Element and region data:
◆ ◆ ◆
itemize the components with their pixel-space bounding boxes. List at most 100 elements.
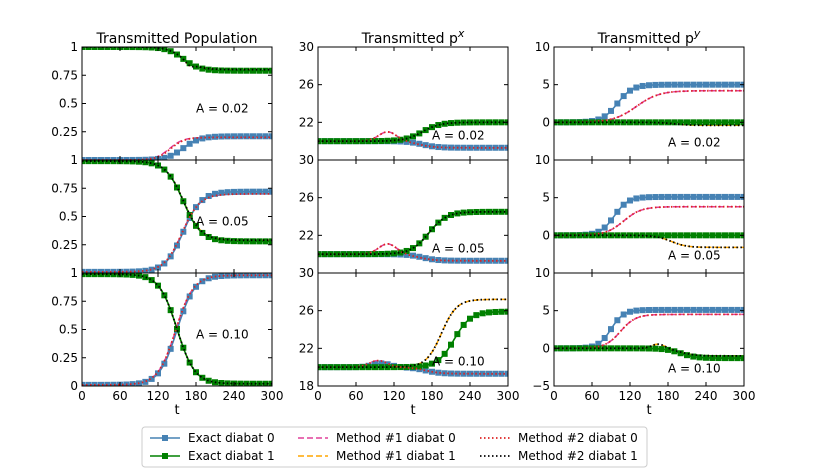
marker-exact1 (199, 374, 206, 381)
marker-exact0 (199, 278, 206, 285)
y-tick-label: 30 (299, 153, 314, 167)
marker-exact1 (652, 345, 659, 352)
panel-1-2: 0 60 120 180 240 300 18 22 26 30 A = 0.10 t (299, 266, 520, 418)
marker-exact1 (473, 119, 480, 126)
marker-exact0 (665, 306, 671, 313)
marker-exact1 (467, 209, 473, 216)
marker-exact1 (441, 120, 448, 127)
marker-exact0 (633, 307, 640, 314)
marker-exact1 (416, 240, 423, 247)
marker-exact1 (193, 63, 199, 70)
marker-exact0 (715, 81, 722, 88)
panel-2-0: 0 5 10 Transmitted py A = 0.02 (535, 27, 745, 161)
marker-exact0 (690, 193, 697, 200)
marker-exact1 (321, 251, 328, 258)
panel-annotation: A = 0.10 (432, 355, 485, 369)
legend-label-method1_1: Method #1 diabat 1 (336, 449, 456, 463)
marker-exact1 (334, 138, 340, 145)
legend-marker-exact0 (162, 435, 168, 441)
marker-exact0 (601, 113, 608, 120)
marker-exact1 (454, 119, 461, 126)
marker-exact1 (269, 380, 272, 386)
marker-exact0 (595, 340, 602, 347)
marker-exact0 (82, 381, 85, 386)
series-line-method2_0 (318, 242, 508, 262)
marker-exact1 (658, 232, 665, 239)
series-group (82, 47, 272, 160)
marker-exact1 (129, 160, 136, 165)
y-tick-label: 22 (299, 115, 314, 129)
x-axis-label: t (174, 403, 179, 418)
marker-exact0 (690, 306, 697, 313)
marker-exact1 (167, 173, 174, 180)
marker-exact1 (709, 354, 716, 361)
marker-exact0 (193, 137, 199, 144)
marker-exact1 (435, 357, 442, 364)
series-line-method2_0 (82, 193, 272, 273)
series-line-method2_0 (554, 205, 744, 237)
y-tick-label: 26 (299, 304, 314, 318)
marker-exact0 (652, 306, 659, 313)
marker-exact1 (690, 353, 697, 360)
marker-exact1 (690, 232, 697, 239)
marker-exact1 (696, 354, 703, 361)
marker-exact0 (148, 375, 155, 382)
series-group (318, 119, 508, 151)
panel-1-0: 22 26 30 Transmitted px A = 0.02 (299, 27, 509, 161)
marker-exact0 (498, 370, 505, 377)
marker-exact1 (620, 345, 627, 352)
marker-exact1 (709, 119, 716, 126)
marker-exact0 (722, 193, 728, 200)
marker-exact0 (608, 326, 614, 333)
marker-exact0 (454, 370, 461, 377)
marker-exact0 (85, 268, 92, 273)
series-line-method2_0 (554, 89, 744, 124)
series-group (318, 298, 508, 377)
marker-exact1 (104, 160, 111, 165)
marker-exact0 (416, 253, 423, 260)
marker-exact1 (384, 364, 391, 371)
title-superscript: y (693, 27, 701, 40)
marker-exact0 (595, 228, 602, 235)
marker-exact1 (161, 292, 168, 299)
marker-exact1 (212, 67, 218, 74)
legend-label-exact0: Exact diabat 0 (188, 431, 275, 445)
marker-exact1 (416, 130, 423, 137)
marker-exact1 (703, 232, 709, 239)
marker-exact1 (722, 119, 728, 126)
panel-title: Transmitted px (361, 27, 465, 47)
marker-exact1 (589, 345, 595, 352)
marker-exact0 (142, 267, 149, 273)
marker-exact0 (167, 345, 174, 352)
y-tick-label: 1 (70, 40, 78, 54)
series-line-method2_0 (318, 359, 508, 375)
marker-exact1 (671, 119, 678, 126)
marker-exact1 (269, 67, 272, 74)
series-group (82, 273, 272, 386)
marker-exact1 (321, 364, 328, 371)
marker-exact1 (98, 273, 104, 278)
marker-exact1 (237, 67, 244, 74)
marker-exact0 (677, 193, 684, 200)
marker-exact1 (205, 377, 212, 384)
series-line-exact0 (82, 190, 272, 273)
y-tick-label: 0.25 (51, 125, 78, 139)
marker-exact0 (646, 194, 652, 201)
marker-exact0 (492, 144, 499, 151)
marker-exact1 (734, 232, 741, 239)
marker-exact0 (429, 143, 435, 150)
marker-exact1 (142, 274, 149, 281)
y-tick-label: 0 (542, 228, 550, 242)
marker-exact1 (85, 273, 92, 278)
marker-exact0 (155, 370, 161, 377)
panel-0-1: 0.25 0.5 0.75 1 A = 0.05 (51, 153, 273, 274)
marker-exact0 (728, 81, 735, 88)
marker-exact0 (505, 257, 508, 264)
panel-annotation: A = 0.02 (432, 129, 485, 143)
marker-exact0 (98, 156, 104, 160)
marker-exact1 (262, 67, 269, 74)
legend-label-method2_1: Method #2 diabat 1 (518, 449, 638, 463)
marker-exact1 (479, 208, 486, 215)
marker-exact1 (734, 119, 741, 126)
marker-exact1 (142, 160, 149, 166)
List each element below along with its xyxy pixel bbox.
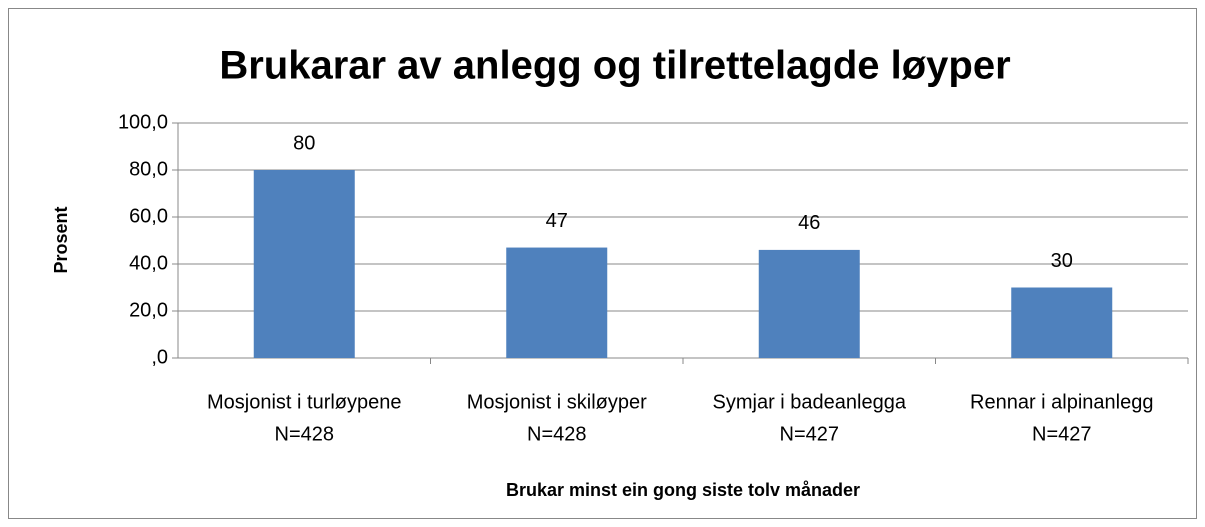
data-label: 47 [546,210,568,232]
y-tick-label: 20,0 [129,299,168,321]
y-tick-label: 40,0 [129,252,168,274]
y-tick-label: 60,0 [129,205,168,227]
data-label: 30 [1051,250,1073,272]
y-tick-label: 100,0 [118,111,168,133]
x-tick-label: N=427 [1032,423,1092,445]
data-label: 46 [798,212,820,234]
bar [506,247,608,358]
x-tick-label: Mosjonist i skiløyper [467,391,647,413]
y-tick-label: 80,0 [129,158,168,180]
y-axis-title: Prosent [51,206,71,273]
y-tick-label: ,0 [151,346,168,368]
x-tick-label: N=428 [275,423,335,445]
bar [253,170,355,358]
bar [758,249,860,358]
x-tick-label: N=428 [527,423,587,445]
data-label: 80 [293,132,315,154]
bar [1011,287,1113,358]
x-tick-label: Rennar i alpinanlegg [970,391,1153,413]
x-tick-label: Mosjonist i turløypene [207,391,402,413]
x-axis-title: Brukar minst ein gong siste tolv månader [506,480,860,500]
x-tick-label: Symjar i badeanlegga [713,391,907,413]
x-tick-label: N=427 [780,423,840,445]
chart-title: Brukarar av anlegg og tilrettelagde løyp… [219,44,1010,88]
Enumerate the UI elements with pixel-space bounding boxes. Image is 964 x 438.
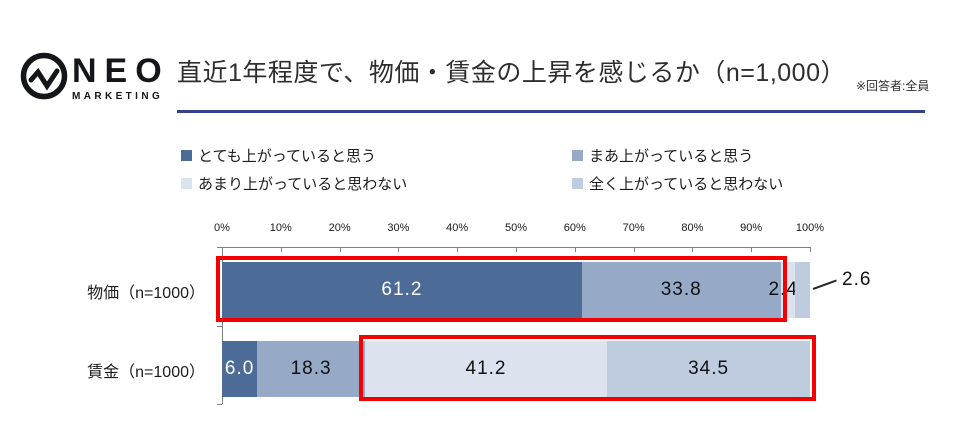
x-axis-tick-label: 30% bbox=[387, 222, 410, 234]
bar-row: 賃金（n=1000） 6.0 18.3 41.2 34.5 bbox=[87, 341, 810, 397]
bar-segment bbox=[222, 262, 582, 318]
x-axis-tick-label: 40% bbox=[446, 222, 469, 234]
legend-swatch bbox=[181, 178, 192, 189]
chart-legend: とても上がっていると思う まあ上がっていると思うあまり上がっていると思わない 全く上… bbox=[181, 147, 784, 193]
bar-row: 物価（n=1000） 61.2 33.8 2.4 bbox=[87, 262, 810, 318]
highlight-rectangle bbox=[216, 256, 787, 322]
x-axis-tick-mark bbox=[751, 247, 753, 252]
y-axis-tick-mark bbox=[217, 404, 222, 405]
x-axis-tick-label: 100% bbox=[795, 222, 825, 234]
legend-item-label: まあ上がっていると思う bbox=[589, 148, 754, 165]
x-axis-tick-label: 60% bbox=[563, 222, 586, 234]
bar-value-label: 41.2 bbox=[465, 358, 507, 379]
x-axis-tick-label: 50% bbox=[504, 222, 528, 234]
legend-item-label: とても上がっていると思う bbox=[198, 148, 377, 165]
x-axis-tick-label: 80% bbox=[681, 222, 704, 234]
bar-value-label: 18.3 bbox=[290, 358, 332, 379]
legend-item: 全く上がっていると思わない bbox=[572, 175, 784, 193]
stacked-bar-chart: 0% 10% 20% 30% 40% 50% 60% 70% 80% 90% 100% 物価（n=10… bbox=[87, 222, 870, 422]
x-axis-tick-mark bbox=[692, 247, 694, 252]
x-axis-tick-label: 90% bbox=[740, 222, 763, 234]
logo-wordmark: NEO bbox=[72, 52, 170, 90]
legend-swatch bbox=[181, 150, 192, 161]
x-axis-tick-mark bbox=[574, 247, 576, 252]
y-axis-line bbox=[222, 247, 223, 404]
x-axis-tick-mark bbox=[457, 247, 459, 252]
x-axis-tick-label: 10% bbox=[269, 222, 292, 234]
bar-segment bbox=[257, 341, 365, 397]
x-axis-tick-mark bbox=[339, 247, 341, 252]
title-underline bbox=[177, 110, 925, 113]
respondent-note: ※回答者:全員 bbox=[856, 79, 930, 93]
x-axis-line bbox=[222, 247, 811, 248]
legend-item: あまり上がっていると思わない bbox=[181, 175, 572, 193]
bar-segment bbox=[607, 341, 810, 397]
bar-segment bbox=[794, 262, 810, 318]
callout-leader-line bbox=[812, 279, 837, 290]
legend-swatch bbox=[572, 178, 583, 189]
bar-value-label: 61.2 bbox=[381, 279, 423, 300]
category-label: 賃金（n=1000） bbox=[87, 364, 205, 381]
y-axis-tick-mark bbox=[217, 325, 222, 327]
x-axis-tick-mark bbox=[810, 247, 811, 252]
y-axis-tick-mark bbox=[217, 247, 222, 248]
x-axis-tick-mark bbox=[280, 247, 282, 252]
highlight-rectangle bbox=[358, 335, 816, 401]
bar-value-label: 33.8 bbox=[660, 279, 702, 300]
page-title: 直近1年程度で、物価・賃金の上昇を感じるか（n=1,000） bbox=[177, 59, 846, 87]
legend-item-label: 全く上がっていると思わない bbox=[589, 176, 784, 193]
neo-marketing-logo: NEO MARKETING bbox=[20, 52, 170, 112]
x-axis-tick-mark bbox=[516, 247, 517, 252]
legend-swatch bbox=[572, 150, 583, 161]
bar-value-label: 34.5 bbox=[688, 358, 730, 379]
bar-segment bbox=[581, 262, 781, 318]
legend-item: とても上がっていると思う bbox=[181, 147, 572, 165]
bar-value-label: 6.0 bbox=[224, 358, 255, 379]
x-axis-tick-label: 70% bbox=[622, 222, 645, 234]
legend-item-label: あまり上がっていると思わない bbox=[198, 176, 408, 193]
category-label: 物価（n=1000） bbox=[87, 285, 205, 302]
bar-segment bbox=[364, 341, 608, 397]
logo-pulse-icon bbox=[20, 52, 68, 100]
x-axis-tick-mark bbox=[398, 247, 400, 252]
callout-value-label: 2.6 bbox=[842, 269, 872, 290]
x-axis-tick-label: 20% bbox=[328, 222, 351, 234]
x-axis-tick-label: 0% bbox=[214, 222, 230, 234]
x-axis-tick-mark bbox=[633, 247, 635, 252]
◆ ◆ ◆
▶ WORK INSTRUCTIONS:
Return every line in the items that contains the string "rectangle". Case counts.

▶ EXPECTED ANSWER:
highlight-rectangle bbox=[216, 256, 787, 322]
highlight-rectangle bbox=[358, 335, 816, 401]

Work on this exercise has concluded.